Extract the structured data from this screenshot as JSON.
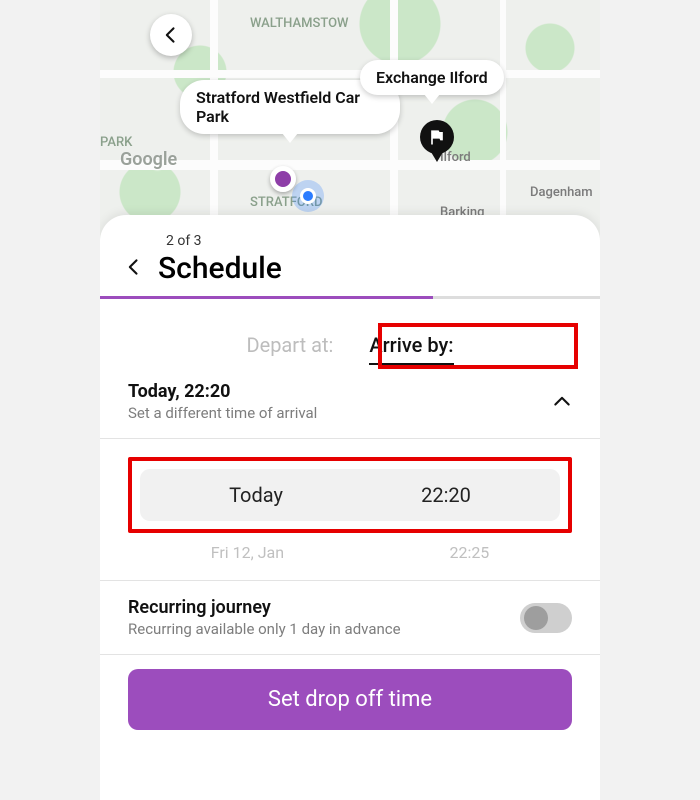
{
  "map": {
    "origin_label": "Stratford Westfield Car Park",
    "dest_label": "Exchange Ilford",
    "place_labels": {
      "walthamstow": "WALTHAMSTOW",
      "stratford": "STRATFORD",
      "ilford": "Ilford",
      "barking": "Barking",
      "dagenham": "Dagenham",
      "park": "PARK"
    },
    "attribution": "Google"
  },
  "sheet": {
    "step_label": "2 of 3",
    "title": "Schedule",
    "tabs": {
      "depart": "Depart at:",
      "arrive": "Arrive by:"
    },
    "timesection": {
      "heading": "Today, 22:20",
      "subtext": "Set a different time of arrival"
    },
    "picker": {
      "selected_day": "Today",
      "selected_time": "22:20",
      "next_day": "Fri 12, Jan",
      "next_time": "22:25"
    },
    "recurring": {
      "title": "Recurring journey",
      "subtext": "Recurring available only 1 day in advance"
    },
    "cta": "Set drop off time"
  }
}
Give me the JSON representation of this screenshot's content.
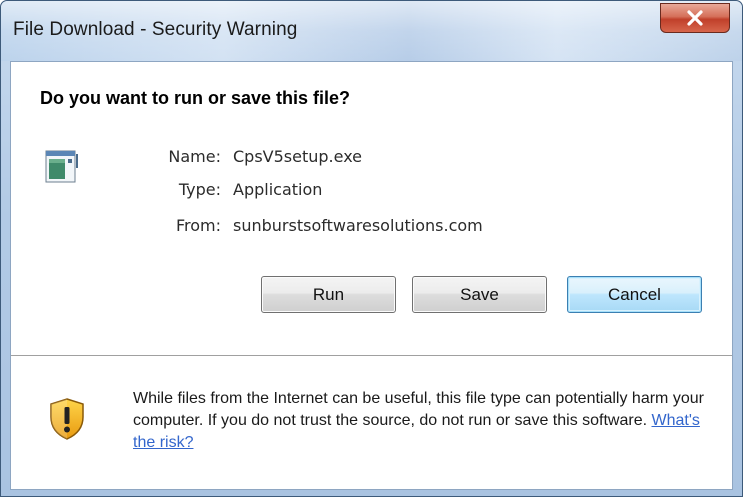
{
  "window": {
    "title": "File Download - Security Warning",
    "close_icon": "close-icon"
  },
  "dialog": {
    "heading": "Do you want to run or save this file?",
    "file_icon": "application-file-icon",
    "fields": {
      "name_label": "Name:",
      "name_value": "CpsV5setup.exe",
      "type_label": "Type:",
      "type_value": "Application",
      "from_label": "From:",
      "from_value": "sunburstsoftwaresolutions.com"
    },
    "buttons": {
      "run": "Run",
      "save": "Save",
      "cancel": "Cancel",
      "default": "cancel"
    },
    "warning": {
      "icon": "shield-warning-icon",
      "text": "While files from the Internet can be useful, this file type can potentially harm your computer. If you do not trust the source, do not run or save this software. ",
      "link": "What's the risk?"
    }
  },
  "colors": {
    "link": "#3366cc",
    "close_button": "#c0402a",
    "default_button_border": "#3c7fb1"
  }
}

____________________

- To do -
Repeat the records above exactly, leaving out the pictures.

- Task solution -
Extract the structured data from this screenshot as JSON.
{
  "map": {
    "origin_label": "Stratford Westfield Car Park",
    "dest_label": "Exchange Ilford",
    "place_labels": {
      "walthamstow": "WALTHAMSTOW",
      "stratford": "STRATFORD",
      "ilford": "Ilford",
      "barking": "Barking",
      "dagenham": "Dagenham",
      "park": "PARK"
    },
    "attribution": "Google"
  },
  "sheet": {
    "step_label": "2 of 3",
    "title": "Schedule",
    "tabs": {
      "depart": "Depart at:",
      "arrive": "Arrive by:"
    },
    "timesection": {
      "heading": "Today, 22:20",
      "subtext": "Set a different time of arrival"
    },
    "picker": {
      "selected_day": "Today",
      "selected_time": "22:20",
      "next_day": "Fri 12, Jan",
      "next_time": "22:25"
    },
    "recurring": {
      "title": "Recurring journey",
      "subtext": "Recurring available only 1 day in advance"
    },
    "cta": "Set drop off time"
  }
}
Give me the JSON representation of this screenshot's content.
{
  "window": {
    "title": "File Download - Security Warning",
    "close_icon": "close-icon"
  },
  "dialog": {
    "heading": "Do you want to run or save this file?",
    "file_icon": "application-file-icon",
    "fields": {
      "name_label": "Name:",
      "name_value": "CpsV5setup.exe",
      "type_label": "Type:",
      "type_value": "Application",
      "from_label": "From:",
      "from_value": "sunburstsoftwaresolutions.com"
    },
    "buttons": {
      "run": "Run",
      "save": "Save",
      "cancel": "Cancel",
      "default": "cancel"
    },
    "warning": {
      "icon": "shield-warning-icon",
      "text": "While files from the Internet can be useful, this file type can potentially harm your computer. If you do not trust the source, do not run or save this software. ",
      "link": "What's the risk?"
    }
  },
  "colors": {
    "link": "#3366cc",
    "close_button": "#c0402a",
    "default_button_border": "#3c7fb1"
  }
}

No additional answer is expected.